For The Summer of Walter Hacks, Woodard went behind the camera as director and cinematographer.  He also co-wrote the script.

Much of the film was shot on his family farm, where he still milks 25 cows.  Like his main character, Woodard has always been a film fan, and has a particular fondness for Westerns, and their clear-cut sense of right and wrong. As a child, he was especially influenced by the television show, Gunsmoke. 

(Woodard)  "The hero, Marshall Dillon, was strong and by gurry, when he told you to do something there were no questions asked, you did it."

(Charnoff) Woodard’s film career began in 1984when he spent 3 years in California.  He snagged a few small roles, which gave him an opportunity to ask questions and help out behind the camera. But he still had the farm in Waterbury, and he came back to Vermont in 1988 with this mini film education. 

(Woodard) "I thought, if I’m gonna do this, I can do it here too.  And probably a lot cheaper."

(Charnoff) In between chores, Woodard managed to start a Vermont theater group. 

(Woodard) "So there was several people from Burlington that came up, and they all rehearsed in the barn there, with the cows downstairs mooin’ and the clatterin’ and the clankin’s and stuff….everybody seemed to really enjoy that."

__TO BE DONE__
A. Repeat part of the passage about Woodard's filmmaking word for word. Begin at the words "For The Summer" and stop after "television show, Gunsmoke.".
B. According to the passage about Woodard's filmmaking, which television show especially influenced him as a child?
You can complete the work without the records.

(Bounding box annotations)
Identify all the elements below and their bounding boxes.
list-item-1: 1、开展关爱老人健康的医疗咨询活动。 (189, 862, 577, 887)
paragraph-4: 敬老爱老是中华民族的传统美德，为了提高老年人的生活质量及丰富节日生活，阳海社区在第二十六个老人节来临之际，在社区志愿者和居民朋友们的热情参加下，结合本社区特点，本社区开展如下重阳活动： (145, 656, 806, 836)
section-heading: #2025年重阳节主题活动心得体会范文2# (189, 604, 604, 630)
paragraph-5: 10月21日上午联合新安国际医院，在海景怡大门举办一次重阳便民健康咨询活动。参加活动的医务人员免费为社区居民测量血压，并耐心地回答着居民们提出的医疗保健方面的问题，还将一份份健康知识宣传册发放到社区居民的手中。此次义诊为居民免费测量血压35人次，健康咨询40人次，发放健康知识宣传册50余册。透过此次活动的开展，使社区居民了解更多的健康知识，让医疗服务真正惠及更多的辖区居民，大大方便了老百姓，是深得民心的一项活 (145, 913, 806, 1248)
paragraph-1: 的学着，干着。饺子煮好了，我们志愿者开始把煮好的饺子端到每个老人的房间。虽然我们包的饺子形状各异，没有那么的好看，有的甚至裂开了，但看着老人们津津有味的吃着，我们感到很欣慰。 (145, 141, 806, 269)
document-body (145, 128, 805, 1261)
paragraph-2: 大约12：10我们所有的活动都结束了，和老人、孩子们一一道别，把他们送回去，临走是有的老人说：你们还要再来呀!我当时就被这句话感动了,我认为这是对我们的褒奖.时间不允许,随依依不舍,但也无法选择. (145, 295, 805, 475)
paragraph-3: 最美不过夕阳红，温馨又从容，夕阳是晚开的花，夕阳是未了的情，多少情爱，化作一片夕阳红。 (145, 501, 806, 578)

__FULL ANSWERS__
A.
For The Summer of Walter Hacks, Woodard went behind the camera as director and cinematographer.  He also co-wrote the script.

Much of the film was shot on his family farm, where he still milks 25 cows.  Like his main character, Woodard has always been a film fan, and has a particular fondness for Westerns, and their clear-cut sense of right and wrong. As a child, he was especially influenced by the television show, Gunsmoke.

B. Gunsmoke